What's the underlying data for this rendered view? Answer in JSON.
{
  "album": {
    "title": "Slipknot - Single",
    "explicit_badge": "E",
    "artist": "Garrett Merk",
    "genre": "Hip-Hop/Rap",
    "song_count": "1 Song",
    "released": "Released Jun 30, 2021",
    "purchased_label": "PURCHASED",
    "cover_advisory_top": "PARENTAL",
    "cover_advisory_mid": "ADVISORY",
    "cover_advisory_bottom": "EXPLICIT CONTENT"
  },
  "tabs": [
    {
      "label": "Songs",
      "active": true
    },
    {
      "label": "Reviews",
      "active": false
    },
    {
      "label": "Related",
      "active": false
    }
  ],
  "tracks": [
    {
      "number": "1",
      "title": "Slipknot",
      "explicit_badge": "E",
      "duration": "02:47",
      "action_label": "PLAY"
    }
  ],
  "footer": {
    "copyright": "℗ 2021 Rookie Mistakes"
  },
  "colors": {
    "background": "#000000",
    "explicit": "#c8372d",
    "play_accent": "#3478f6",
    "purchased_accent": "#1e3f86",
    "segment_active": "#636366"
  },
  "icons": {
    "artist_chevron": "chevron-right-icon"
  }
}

→ Aim: Print all of the entries again, exactly as written.

→ The response:
What's the underlying data for this rendered view? Answer in JSON.
{
  "album": {
    "title": "Slipknot - Single",
    "explicit_badge": "E",
    "artist": "Garrett Merk",
    "genre": "Hip-Hop/Rap",
    "song_count": "1 Song",
    "released": "Released Jun 30, 2021",
    "purchased_label": "PURCHASED",
    "cover_advisory_top": "PARENTAL",
    "cover_advisory_mid": "ADVISORY",
    "cover_advisory_bottom": "EXPLICIT CONTENT"
  },
  "tabs": [
    {
      "label": "Songs",
      "active": true
    },
    {
      "label": "Reviews",
      "active": false
    },
    {
      "label": "Related",
      "active": false
    }
  ],
  "tracks": [
    {
      "number": "1",
      "title": "Slipknot",
      "explicit_badge": "E",
      "duration": "02:47",
      "action_label": "PLAY"
    }
  ],
  "footer": {
    "copyright": "℗ 2021 Rookie Mistakes"
  },
  "colors": {
    "background": "#000000",
    "explicit": "#c8372d",
    "play_accent": "#3478f6",
    "purchased_accent": "#1e3f86",
    "segment_active": "#636366"
  },
  "icons": {
    "artist_chevron": "chevron-right-icon"
  }
}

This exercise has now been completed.